**PROMPT**
Skip the pictures. Reproduce all other material exactly.

====================

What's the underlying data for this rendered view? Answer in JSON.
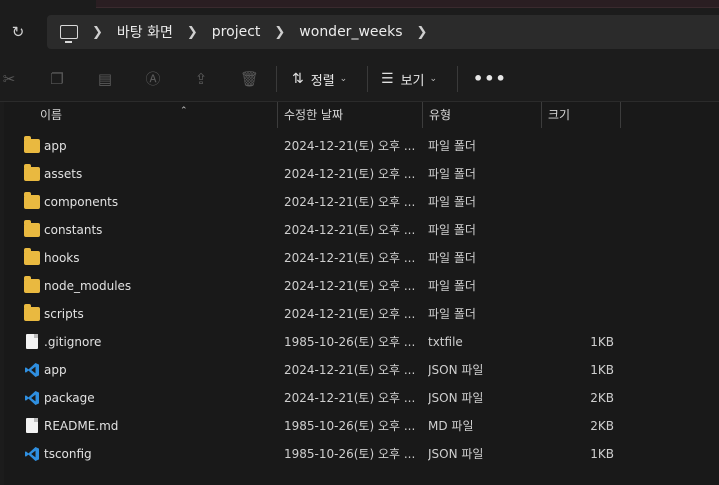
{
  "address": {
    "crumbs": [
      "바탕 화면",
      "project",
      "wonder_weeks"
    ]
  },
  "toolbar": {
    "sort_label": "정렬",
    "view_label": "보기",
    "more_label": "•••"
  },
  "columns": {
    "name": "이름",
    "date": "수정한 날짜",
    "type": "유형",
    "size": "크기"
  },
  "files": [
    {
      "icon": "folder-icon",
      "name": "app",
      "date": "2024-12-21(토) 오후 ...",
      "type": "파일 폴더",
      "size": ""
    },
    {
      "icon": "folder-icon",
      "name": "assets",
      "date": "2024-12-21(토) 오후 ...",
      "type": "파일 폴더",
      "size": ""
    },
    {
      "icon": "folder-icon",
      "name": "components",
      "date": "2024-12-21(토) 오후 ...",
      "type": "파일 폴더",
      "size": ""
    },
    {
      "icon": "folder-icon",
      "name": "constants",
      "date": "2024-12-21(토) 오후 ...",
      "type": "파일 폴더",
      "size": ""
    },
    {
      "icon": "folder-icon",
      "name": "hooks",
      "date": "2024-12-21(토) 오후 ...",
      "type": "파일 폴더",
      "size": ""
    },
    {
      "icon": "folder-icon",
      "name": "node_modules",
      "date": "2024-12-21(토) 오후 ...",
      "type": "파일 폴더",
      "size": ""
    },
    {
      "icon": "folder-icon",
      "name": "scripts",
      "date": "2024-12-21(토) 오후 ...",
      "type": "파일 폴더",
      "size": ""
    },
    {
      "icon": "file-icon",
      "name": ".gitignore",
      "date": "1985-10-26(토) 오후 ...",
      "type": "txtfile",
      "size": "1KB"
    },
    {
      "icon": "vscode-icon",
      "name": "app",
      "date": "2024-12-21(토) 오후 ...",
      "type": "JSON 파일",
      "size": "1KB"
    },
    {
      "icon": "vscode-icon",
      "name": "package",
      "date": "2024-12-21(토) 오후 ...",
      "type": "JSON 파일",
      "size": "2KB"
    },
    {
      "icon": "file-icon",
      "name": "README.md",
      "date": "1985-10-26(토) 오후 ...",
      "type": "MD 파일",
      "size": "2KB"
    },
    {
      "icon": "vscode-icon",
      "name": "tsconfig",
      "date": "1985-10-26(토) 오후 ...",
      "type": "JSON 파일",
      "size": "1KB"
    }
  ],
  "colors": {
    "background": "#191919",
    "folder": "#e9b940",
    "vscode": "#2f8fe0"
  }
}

====================

**ANSWER TO THIS PROBLEM**
What's the underlying data for this rendered view? Answer in JSON.
{
  "address": {
    "crumbs": [
      "바탕 화면",
      "project",
      "wonder_weeks"
    ]
  },
  "toolbar": {
    "sort_label": "정렬",
    "view_label": "보기",
    "more_label": "•••"
  },
  "columns": {
    "name": "이름",
    "date": "수정한 날짜",
    "type": "유형",
    "size": "크기"
  },
  "files": [
    {
      "icon": "folder-icon",
      "name": "app",
      "date": "2024-12-21(토) 오후 ...",
      "type": "파일 폴더",
      "size": ""
    },
    {
      "icon": "folder-icon",
      "name": "assets",
      "date": "2024-12-21(토) 오후 ...",
      "type": "파일 폴더",
      "size": ""
    },
    {
      "icon": "folder-icon",
      "name": "components",
      "date": "2024-12-21(토) 오후 ...",
      "type": "파일 폴더",
      "size": ""
    },
    {
      "icon": "folder-icon",
      "name": "constants",
      "date": "2024-12-21(토) 오후 ...",
      "type": "파일 폴더",
      "size": ""
    },
    {
      "icon": "folder-icon",
      "name": "hooks",
      "date": "2024-12-21(토) 오후 ...",
      "type": "파일 폴더",
      "size": ""
    },
    {
      "icon": "folder-icon",
      "name": "node_modules",
      "date": "2024-12-21(토) 오후 ...",
      "type": "파일 폴더",
      "size": ""
    },
    {
      "icon": "folder-icon",
      "name": "scripts",
      "date": "2024-12-21(토) 오후 ...",
      "type": "파일 폴더",
      "size": ""
    },
    {
      "icon": "file-icon",
      "name": ".gitignore",
      "date": "1985-10-26(토) 오후 ...",
      "type": "txtfile",
      "size": "1KB"
    },
    {
      "icon": "vscode-icon",
      "name": "app",
      "date": "2024-12-21(토) 오후 ...",
      "type": "JSON 파일",
      "size": "1KB"
    },
    {
      "icon": "vscode-icon",
      "name": "package",
      "date": "2024-12-21(토) 오후 ...",
      "type": "JSON 파일",
      "size": "2KB"
    },
    {
      "icon": "file-icon",
      "name": "README.md",
      "date": "1985-10-26(토) 오후 ...",
      "type": "MD 파일",
      "size": "2KB"
    },
    {
      "icon": "vscode-icon",
      "name": "tsconfig",
      "date": "1985-10-26(토) 오후 ...",
      "type": "JSON 파일",
      "size": "1KB"
    }
  ],
  "colors": {
    "background": "#191919",
    "folder": "#e9b940",
    "vscode": "#2f8fe0"
  }
}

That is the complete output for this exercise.